Material provided:
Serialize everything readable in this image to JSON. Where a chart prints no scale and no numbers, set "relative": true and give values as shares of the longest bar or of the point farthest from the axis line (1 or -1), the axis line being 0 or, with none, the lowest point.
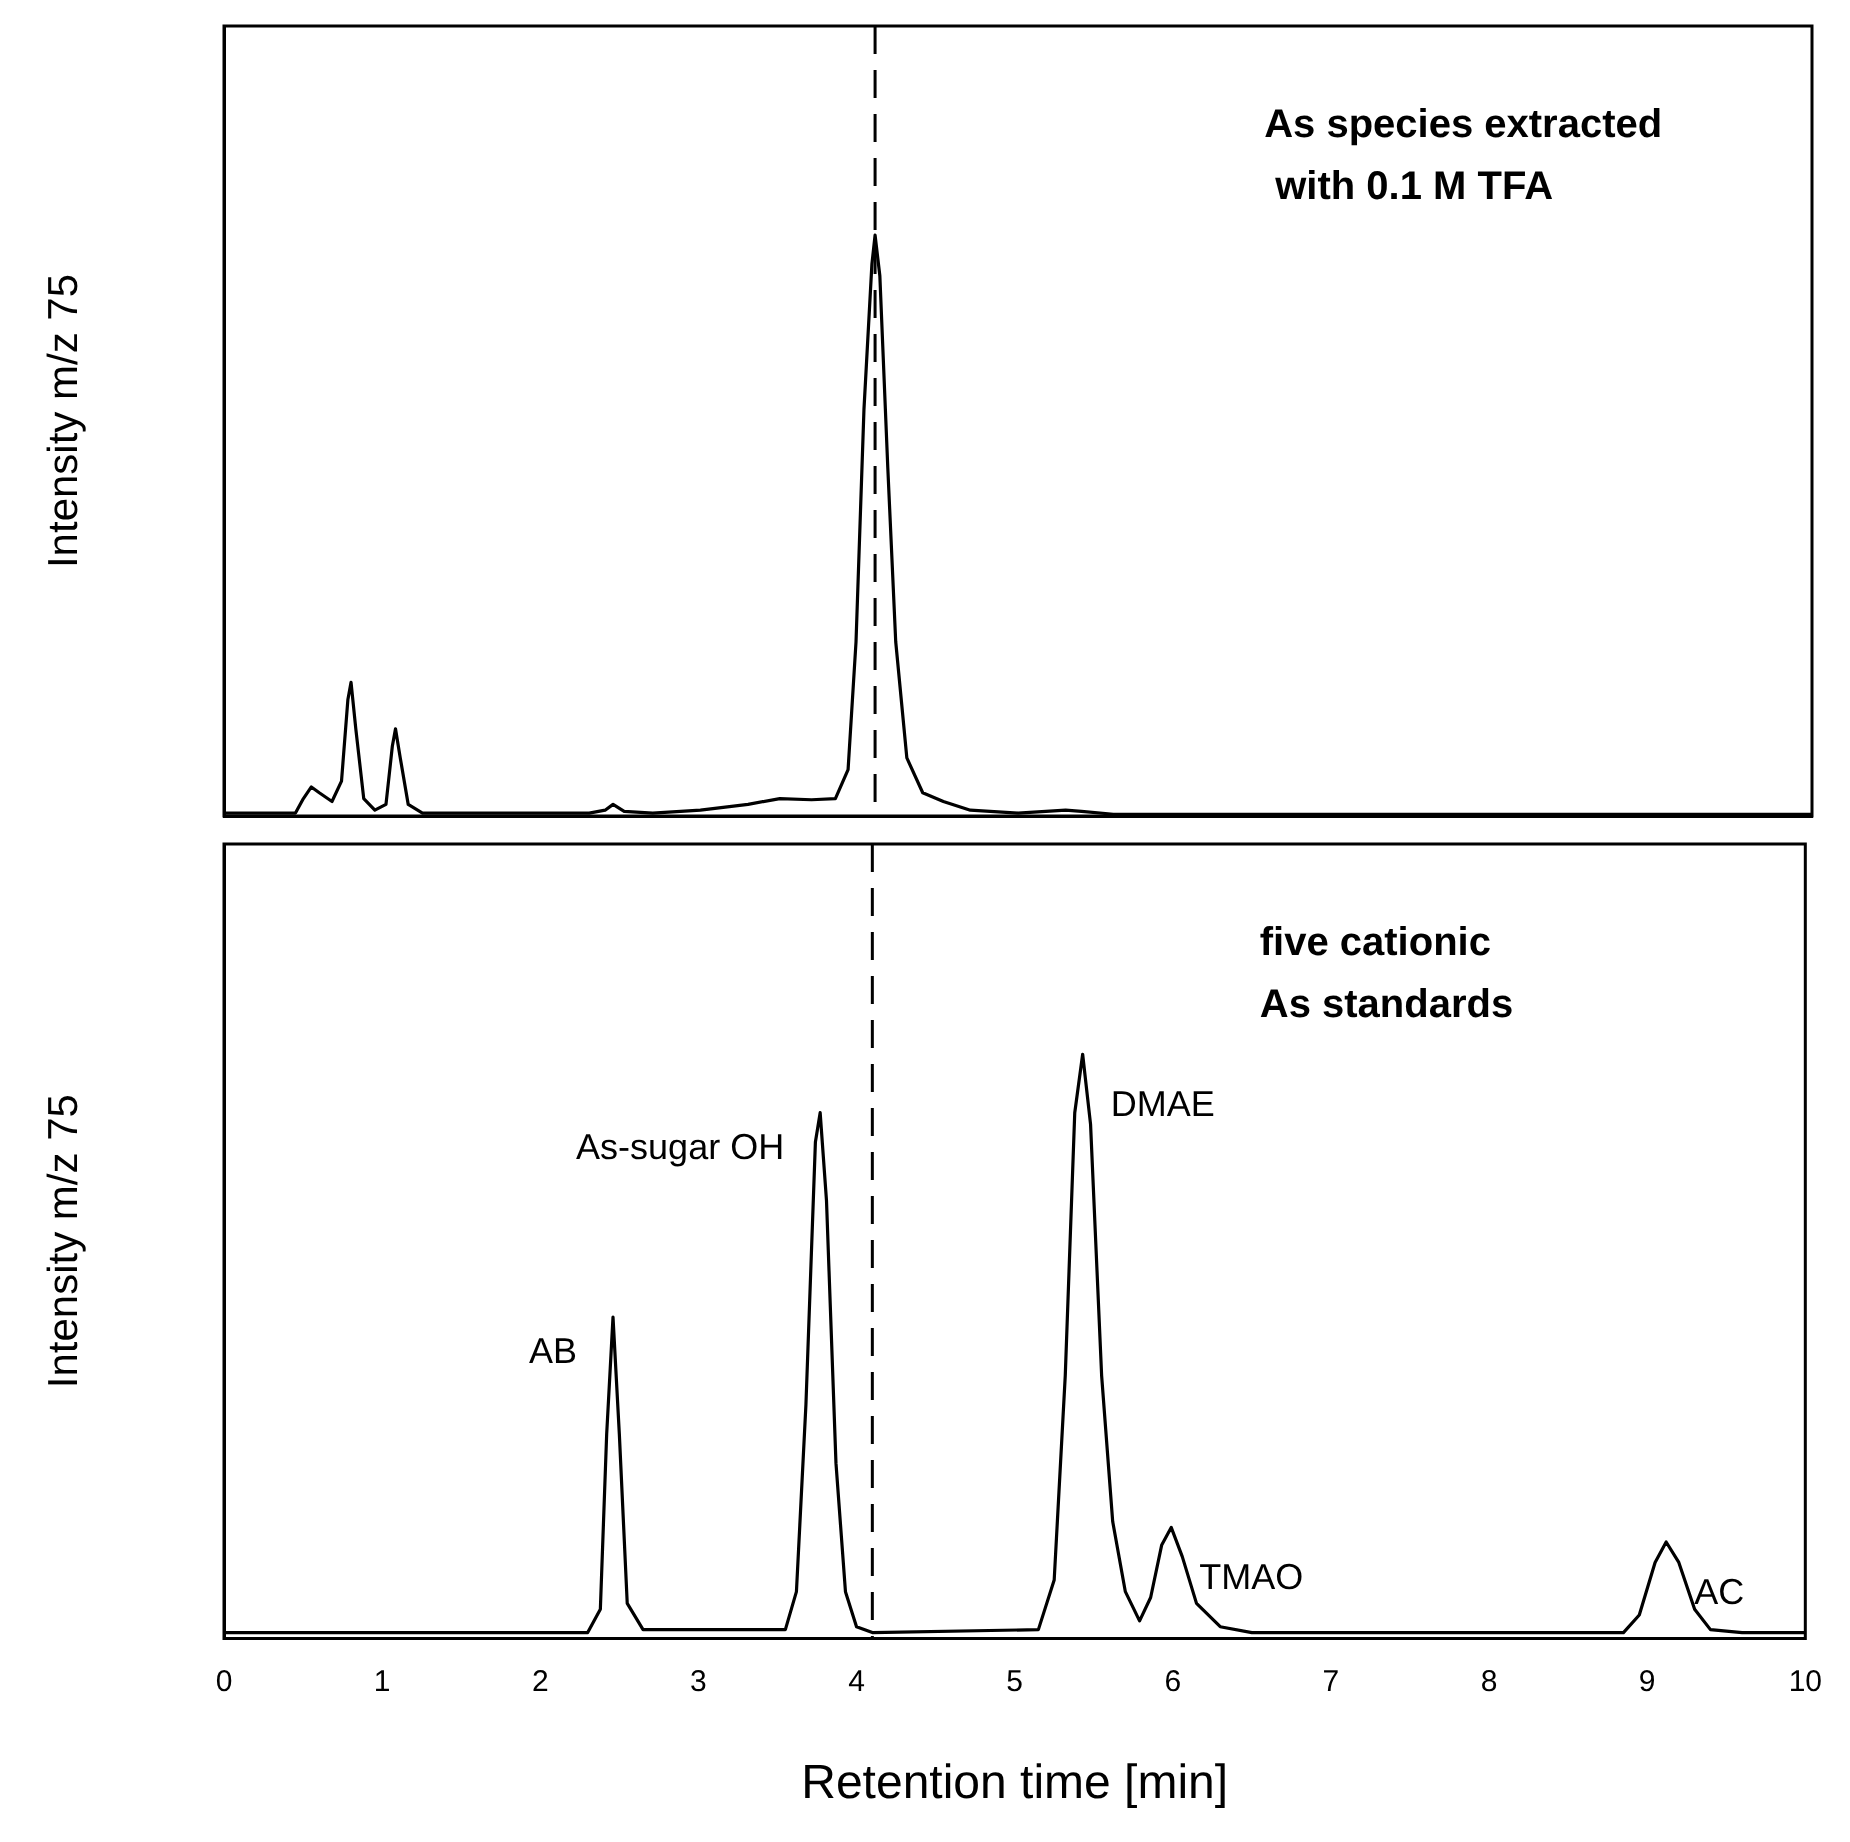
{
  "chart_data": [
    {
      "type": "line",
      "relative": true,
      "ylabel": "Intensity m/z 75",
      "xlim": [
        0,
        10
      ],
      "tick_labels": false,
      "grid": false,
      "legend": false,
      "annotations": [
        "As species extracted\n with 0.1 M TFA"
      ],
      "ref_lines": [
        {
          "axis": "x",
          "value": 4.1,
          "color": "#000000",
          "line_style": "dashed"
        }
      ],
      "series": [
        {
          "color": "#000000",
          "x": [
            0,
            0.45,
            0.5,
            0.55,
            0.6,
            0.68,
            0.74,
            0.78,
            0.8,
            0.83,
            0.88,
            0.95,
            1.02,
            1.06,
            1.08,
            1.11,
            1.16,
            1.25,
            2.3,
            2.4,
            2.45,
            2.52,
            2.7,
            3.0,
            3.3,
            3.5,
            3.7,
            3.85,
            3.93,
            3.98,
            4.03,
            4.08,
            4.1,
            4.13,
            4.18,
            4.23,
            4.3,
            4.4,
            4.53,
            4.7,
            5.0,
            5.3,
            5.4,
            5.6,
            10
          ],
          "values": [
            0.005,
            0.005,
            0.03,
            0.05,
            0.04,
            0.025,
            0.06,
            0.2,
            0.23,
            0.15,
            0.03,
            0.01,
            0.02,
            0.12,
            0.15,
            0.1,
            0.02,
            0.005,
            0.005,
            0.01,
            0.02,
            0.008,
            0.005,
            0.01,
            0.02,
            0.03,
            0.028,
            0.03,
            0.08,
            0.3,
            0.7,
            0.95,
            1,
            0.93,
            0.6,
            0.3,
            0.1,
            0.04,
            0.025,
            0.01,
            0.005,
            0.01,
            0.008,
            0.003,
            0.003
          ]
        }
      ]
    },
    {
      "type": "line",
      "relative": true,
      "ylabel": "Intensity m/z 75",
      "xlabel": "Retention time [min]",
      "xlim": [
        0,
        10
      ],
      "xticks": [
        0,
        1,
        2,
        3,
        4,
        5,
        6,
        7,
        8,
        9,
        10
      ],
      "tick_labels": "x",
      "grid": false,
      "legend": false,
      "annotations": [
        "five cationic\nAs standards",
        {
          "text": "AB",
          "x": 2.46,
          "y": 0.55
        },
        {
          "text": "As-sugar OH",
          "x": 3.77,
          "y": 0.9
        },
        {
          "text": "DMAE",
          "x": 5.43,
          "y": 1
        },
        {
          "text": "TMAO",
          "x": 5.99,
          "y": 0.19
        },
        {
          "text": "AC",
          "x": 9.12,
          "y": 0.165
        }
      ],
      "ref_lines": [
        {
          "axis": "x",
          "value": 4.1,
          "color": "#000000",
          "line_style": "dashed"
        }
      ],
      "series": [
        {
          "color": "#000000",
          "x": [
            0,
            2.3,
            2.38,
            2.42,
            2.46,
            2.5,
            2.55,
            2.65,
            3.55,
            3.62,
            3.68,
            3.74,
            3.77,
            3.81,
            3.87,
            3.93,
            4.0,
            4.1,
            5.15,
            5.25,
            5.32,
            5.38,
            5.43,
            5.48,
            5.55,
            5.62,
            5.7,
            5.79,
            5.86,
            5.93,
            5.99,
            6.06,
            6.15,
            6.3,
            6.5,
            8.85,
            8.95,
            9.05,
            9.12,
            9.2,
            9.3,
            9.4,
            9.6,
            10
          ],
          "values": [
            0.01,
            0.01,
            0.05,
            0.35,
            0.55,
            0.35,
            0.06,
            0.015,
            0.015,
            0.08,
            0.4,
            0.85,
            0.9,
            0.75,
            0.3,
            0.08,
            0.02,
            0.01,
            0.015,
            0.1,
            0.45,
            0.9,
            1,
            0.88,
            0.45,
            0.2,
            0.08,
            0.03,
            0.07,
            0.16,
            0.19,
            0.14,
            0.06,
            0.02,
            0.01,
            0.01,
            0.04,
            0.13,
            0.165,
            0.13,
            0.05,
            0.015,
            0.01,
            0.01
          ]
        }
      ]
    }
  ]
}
--
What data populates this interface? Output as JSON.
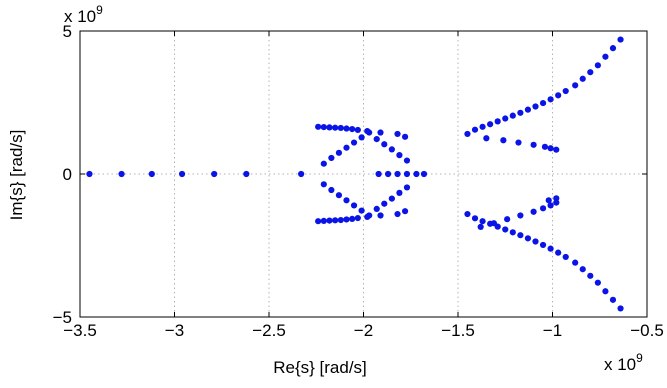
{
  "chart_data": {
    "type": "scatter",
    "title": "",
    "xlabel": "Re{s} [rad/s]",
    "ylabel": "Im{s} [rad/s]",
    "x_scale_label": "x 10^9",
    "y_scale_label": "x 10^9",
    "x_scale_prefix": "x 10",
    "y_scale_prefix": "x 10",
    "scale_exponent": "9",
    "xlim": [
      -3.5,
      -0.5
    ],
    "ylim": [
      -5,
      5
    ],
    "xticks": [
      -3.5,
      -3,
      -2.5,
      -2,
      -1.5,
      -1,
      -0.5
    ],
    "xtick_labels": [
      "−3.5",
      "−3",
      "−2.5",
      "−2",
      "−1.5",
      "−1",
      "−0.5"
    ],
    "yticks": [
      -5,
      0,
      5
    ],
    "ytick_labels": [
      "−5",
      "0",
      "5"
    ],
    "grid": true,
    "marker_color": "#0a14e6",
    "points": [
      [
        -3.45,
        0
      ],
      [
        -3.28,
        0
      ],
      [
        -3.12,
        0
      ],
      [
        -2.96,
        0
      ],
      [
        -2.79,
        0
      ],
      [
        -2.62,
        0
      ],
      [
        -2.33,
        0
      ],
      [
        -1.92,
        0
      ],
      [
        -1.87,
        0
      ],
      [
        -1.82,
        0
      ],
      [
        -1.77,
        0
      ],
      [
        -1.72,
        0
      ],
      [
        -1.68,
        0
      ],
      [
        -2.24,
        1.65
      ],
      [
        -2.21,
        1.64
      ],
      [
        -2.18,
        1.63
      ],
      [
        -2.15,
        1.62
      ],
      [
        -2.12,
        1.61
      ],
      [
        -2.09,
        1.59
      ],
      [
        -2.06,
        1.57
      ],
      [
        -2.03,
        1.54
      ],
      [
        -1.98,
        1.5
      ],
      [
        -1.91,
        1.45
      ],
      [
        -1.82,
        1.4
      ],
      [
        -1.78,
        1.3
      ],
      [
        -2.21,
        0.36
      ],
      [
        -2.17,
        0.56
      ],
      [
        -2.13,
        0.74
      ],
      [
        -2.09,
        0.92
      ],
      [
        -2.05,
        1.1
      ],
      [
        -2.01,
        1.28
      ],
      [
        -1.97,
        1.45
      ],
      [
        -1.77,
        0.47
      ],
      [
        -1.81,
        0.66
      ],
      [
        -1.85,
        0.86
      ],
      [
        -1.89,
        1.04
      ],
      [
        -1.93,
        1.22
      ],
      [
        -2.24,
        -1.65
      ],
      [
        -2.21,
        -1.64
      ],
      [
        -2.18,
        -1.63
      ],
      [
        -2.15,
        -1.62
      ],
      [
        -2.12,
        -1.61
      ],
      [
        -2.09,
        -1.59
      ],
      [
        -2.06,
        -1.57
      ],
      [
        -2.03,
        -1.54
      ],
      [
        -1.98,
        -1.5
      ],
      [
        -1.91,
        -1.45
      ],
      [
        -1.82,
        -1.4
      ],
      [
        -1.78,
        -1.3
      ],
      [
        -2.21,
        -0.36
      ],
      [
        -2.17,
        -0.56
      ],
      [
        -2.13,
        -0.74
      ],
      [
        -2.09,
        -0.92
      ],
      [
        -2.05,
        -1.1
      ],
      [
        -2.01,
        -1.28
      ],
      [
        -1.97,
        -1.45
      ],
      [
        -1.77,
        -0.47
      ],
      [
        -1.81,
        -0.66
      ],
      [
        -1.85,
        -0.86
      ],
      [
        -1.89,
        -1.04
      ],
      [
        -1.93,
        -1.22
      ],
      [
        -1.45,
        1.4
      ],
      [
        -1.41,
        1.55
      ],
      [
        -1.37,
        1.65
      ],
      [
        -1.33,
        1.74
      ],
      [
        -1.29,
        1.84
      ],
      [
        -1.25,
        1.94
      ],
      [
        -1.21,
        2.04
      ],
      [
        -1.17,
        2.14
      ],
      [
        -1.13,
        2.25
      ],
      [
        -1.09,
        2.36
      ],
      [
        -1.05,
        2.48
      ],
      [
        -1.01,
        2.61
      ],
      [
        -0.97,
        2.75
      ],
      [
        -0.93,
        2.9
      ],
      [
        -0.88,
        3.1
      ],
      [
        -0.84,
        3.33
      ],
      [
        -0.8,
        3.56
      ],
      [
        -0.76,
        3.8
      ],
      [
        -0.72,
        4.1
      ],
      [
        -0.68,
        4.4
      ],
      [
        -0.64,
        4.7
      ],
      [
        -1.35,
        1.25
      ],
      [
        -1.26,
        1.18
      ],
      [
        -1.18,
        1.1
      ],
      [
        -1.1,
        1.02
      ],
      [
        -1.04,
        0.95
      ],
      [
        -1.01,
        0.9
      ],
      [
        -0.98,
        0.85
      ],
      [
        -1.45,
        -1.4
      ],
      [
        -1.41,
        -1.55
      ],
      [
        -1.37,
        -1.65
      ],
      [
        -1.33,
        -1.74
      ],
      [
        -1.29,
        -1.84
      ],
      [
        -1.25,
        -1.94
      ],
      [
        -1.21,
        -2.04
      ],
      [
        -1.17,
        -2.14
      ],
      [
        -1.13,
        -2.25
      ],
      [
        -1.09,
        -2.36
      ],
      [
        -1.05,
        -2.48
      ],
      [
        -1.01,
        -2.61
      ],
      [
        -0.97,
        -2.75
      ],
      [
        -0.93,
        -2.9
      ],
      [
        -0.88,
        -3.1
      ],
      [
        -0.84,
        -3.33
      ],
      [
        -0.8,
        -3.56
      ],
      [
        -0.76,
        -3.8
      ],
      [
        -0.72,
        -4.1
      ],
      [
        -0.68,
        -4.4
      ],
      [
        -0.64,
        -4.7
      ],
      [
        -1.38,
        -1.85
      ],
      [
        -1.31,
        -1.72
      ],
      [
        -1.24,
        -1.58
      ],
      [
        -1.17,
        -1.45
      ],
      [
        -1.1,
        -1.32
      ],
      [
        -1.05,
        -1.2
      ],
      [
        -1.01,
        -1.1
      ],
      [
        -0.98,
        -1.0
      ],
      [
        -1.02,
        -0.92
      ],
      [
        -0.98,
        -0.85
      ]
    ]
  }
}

Requirements:
In the listing above, find the lines holding the word "text" and copy them.

Solution to this problem:
          "text": "AB",
          "text": "As-sugar OH",
          "text": "DMAE",
          "text": "TMAO",
          "text": "AC",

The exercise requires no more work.